◆ **Text**:
Concise way to retrieve a row from a Polars DataFrame with an iterator of column-value pairs

1.6k Views Asked by At

I often need to retrieve a row from a Polars DataFrame given a collection of column values, like I might use a composite key in a database. This is possible in Polars using DataFrame.row, but the resulting expression is very verbose:

row_index = {'treatment': 'red', 'batch': 'C', 'unit': 76}

row = df.row(by_predicate=(
    (pl.col('treatment') == row_index['treatment'])
    & (pl.col('batch') == row_index['batch'])
    & (pl.col('unit') == row_index['unit'])
))

The most succinct method I've found is

from functools import reduce
from operator import and_

expr = reduce(and_, (pl.col(k) == v for k, v in row_index.items()))

row = df.row(by_predicate=expr)

But that is still verbose and hard to read. Is there an easier way? Possibly a built-in Polars functionality I'm missing?

1

There are 1 best solutions below

3
jqurious On BEST ANSWER

(a == b) & (c == d) will return true if all of the conditions are true.

Another way to express this is with pl.all_horizontal()

pl.all_horizontal(a == b, c == d)

To which you can pass your comprehension directly:

expr = pl.all_horizontal(
    pl.col(k) == v for k, v in row_index.items()
)

df.row(by_predicate=expr)

◆ **Problems and tasks**:
a. Summarize the Polars thread in two sentences.
b. Extract the passage of the Polars thread starting at "row = df.row(by_predicate=expr)" and ending at "functionality I'm missing?".
c. Say whether each statement agrees with the Polars thread, giving yes or no and quoting the words of the thread that decide it: (i) the asker has already found a built-in Polars function that solves the problem; (ii) the answer says the comprehension can be passed directly to pl.all_horizontal(); (iii) the asker's most succinct method imports reduce from functools.

◆ **Data rows**:
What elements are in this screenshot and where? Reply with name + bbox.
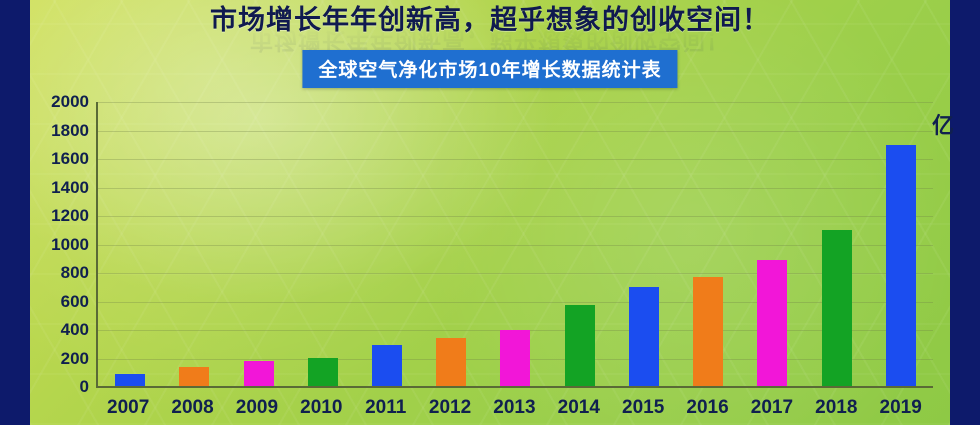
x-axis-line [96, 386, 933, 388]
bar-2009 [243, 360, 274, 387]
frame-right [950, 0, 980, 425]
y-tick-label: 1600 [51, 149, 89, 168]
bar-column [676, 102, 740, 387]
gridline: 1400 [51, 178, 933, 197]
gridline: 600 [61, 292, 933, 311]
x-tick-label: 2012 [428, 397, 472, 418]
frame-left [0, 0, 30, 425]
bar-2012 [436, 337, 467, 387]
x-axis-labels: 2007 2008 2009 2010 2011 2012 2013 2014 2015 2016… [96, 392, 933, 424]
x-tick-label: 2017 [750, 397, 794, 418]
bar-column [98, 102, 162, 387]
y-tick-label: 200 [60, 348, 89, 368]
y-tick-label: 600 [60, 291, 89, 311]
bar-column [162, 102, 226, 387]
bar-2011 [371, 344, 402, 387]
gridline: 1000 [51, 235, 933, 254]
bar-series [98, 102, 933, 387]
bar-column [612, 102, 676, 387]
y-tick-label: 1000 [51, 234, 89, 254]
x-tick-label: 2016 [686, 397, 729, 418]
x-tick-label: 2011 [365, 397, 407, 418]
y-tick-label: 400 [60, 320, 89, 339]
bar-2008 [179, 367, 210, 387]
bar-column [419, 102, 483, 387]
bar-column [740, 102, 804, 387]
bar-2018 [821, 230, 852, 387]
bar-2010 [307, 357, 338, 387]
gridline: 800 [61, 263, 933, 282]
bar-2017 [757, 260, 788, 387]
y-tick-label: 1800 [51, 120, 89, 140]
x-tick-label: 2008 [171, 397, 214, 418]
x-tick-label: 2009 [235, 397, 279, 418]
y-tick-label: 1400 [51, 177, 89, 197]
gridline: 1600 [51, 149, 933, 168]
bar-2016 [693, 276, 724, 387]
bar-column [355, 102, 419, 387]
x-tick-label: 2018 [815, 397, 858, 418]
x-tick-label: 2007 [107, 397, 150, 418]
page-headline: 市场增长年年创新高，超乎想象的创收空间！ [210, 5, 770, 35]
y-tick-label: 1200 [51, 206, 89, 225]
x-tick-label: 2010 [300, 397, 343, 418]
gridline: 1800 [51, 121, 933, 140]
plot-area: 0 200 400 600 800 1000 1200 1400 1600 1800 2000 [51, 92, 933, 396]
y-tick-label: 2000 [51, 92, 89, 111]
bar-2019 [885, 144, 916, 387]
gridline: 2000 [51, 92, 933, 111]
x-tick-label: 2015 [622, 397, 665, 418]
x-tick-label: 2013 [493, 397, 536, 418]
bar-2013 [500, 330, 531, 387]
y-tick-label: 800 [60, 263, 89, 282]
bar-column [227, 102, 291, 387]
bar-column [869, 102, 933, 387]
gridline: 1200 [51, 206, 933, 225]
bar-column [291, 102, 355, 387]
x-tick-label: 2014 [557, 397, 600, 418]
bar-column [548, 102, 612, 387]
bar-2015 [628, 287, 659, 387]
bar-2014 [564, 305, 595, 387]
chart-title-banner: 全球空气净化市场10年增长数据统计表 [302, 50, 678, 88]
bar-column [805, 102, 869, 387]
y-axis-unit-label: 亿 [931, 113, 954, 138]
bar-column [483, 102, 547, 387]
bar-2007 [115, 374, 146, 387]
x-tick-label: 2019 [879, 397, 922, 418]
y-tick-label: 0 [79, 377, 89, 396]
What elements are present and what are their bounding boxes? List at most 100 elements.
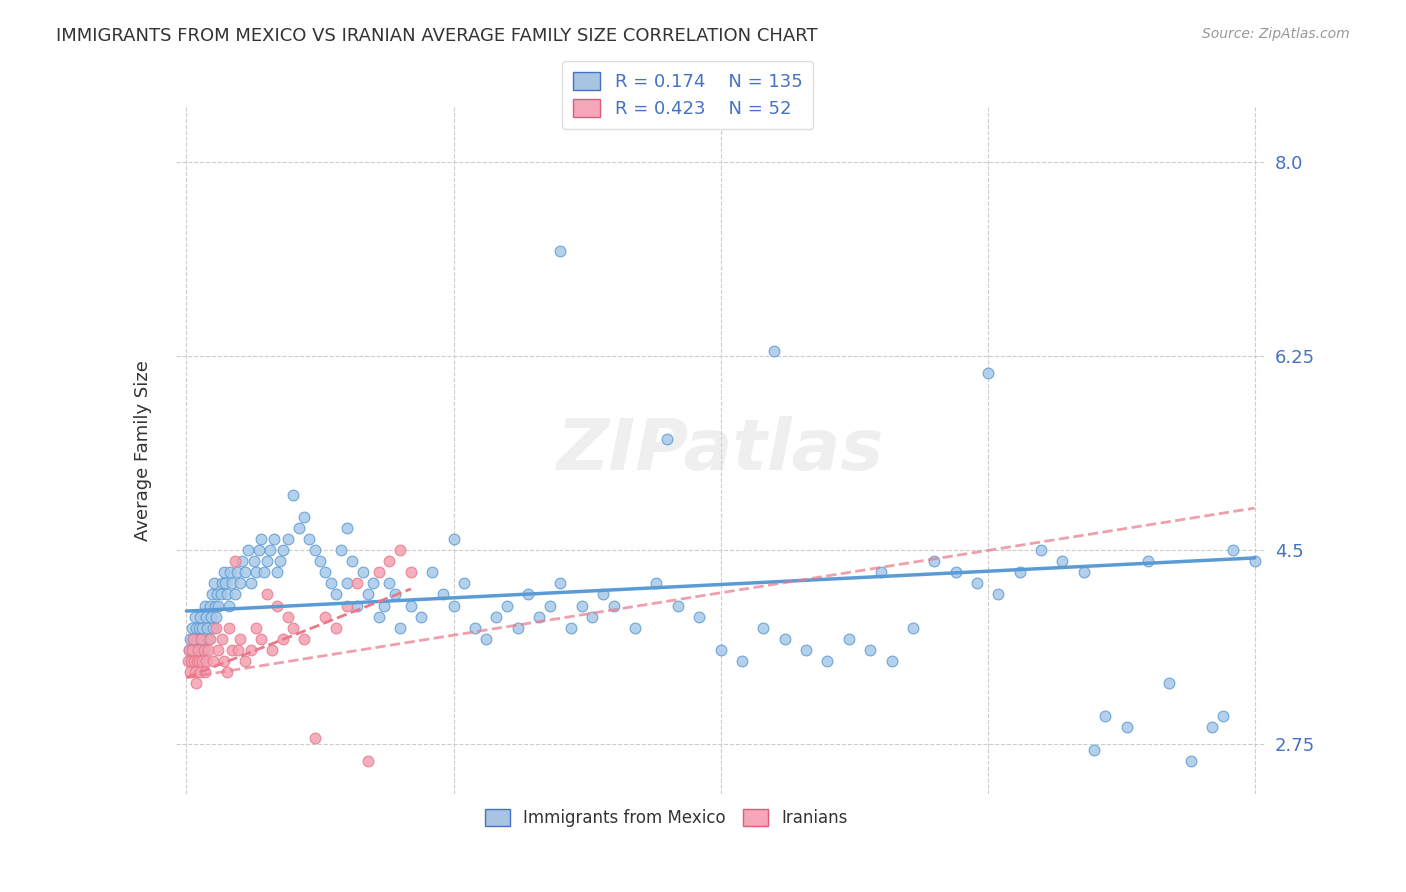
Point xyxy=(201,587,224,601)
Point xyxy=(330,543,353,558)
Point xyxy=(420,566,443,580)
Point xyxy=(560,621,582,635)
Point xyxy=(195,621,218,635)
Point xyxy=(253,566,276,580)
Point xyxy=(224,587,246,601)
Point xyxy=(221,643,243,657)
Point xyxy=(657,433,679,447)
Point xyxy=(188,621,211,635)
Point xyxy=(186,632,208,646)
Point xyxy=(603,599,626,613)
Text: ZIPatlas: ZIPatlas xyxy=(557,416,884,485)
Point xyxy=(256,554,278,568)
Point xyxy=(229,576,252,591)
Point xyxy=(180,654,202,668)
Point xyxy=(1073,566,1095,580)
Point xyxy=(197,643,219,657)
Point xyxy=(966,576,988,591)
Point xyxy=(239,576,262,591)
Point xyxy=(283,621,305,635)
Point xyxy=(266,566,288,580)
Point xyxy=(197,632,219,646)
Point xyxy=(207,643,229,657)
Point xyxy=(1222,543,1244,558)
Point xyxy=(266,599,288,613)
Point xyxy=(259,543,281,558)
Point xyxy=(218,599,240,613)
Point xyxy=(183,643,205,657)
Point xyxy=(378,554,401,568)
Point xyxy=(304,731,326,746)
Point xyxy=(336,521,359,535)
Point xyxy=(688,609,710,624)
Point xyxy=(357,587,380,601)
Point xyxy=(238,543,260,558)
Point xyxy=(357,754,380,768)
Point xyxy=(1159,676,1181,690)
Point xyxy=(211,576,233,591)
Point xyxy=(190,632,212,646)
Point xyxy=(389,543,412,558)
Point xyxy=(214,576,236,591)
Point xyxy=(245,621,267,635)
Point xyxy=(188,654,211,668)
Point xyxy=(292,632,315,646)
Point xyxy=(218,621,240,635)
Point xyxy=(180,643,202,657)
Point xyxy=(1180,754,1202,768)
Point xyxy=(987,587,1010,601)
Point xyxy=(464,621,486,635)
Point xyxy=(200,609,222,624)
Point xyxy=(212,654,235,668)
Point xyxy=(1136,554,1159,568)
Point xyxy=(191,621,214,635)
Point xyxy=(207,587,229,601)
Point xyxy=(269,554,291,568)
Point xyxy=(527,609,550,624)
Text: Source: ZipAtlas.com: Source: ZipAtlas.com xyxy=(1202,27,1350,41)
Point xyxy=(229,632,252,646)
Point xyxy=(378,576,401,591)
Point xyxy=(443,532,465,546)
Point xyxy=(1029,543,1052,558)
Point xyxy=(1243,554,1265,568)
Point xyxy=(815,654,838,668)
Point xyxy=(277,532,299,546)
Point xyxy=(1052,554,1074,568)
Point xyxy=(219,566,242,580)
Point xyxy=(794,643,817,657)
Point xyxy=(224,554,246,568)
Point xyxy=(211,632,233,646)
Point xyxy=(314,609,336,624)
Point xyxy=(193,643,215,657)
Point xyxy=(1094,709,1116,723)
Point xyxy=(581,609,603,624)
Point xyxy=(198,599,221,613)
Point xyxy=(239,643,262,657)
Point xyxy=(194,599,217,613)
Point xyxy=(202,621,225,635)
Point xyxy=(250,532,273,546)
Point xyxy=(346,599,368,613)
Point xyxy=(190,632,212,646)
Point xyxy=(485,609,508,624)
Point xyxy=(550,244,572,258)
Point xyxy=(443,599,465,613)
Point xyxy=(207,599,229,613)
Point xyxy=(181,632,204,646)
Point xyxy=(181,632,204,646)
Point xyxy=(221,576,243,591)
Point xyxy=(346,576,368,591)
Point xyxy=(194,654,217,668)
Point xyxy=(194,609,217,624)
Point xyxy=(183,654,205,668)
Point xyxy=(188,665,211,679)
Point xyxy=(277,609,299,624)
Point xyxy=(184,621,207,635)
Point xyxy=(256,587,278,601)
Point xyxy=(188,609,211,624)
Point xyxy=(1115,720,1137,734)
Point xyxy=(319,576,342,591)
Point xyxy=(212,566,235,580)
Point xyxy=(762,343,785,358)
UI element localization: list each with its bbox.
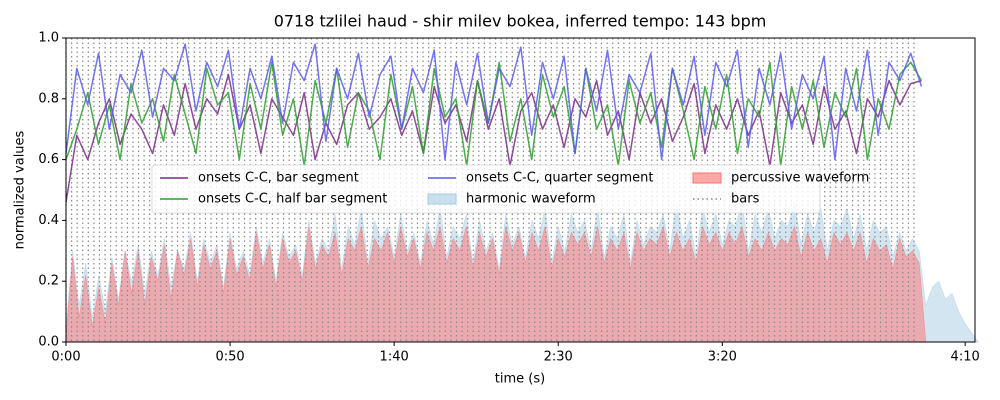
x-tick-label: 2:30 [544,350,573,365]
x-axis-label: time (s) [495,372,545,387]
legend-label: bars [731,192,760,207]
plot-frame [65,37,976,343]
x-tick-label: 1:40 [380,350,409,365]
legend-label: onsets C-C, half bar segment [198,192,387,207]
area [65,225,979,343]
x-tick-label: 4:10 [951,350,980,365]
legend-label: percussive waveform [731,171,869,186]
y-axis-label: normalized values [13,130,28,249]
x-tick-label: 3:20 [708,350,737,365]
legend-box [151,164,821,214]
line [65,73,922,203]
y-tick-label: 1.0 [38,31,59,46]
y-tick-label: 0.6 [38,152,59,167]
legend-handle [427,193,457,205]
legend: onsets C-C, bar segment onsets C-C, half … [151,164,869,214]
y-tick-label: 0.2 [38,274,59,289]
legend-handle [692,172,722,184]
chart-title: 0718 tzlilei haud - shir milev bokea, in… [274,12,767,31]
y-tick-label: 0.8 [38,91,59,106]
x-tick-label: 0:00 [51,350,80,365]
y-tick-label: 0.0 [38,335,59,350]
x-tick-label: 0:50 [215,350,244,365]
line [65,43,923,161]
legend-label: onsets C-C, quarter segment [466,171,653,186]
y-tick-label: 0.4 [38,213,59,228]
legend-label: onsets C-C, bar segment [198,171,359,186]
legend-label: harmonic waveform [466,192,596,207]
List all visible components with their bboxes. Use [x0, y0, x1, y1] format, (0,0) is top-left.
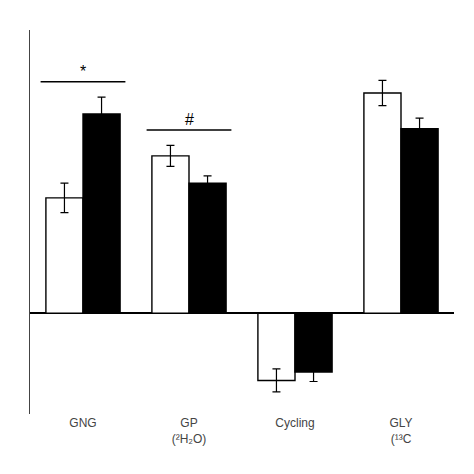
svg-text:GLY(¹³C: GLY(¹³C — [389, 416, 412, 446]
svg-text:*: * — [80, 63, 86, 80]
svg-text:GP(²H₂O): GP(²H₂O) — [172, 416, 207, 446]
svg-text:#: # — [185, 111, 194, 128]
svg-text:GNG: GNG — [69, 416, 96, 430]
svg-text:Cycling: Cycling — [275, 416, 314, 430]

◆ **Answer set**:
a. The asker wants a simpler way to retrieve a row from a Polars DataFrame with a collection of column values, because chaining equality conditions in DataFrame.row is very verbose and combining them with reduce and and_ is still verbose and hard to read. The best answer suggests pl.all_horizontal(), which can take a comprehension over the column-value pairs directly, and then passing the resulting expression to df.row(by_predicate=expr).

b.
row = df.row(by_predicate=expr)

But that is still verbose and hard to read. Is there an easier way? Possibly a built-in Polars functionality I'm missing?

c.
(i) No: "Possibly a built-in Polars functionality I'm missing?"
(ii) Yes: "To which you can pass your comprehension directly"
(iii) Yes: "from functools import reduce"